▸ Dataset excerpts
◇ ◇ ◇ ◇ ◇
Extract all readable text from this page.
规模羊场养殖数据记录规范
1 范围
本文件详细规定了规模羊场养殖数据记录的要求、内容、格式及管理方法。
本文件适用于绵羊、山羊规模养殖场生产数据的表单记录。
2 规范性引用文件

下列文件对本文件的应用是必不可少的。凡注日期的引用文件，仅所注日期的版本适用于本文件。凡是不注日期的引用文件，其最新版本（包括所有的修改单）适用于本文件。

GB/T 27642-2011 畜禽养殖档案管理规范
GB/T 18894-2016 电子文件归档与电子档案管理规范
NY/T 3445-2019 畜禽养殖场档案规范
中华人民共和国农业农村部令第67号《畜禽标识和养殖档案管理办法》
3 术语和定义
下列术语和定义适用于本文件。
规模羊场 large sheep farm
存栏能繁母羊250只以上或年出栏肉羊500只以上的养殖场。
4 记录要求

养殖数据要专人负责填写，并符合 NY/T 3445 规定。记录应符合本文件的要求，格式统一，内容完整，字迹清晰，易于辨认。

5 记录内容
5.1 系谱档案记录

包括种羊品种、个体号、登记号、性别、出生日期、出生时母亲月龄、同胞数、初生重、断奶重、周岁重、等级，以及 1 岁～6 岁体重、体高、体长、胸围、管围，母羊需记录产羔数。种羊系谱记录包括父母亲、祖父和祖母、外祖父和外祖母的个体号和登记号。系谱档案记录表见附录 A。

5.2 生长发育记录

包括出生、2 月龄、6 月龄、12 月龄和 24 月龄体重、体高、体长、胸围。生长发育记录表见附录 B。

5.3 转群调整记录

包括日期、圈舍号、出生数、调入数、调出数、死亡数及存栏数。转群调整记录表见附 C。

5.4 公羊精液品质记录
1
◇ ◇ ◇ ◇ ◇
Transcribe each entry precisely, missing none.

▸ Solution to this problem
Extract all readable text from this page.
规模羊场养殖数据记录规范
1 范围
本文件详细规定了规模羊场养殖数据记录的要求、内容、格式及管理方法。
本文件适用于绵羊、山羊规模养殖场生产数据的表单记录。
2 规范性引用文件

下列文件对本文件的应用是必不可少的。凡注日期的引用文件，仅所注日期的版本适用于本文件。凡是不注日期的引用文件，其最新版本（包括所有的修改单）适用于本文件。

GB/T 27642-2011 畜禽养殖档案管理规范
GB/T 18894-2016 电子文件归档与电子档案管理规范
NY/T 3445-2019 畜禽养殖场档案规范
中华人民共和国农业农村部令第67号《畜禽标识和养殖档案管理办法》
3 术语和定义
下列术语和定义适用于本文件。
规模羊场 large sheep farm
存栏能繁母羊250只以上或年出栏肉羊500只以上的养殖场。
4 记录要求

养殖数据要专人负责填写，并符合 NY/T 3445 规定。记录应符合本文件的要求，格式统一，内容完整，字迹清晰，易于辨认。

5 记录内容
5.1 系谱档案记录

包括种羊品种、个体号、登记号、性别、出生日期、出生时母亲月龄、同胞数、初生重、断奶重、周岁重、等级，以及 1 岁～6 岁体重、体高、体长、胸围、管围，母羊需记录产羔数。种羊系谱记录包括父母亲、祖父和祖母、外祖父和外祖母的个体号和登记号。系谱档案记录表见附录 A。

5.2 生长发育记录

包括出生、2 月龄、6 月龄、12 月龄和 24 月龄体重、体高、体长、胸围。生长发育记录表见附录 B。

5.3 转群调整记录

包括日期、圈舍号、出生数、调入数、调出数、死亡数及存栏数。转群调整记录表见附 C。

5.4 公羊精液品质记录
1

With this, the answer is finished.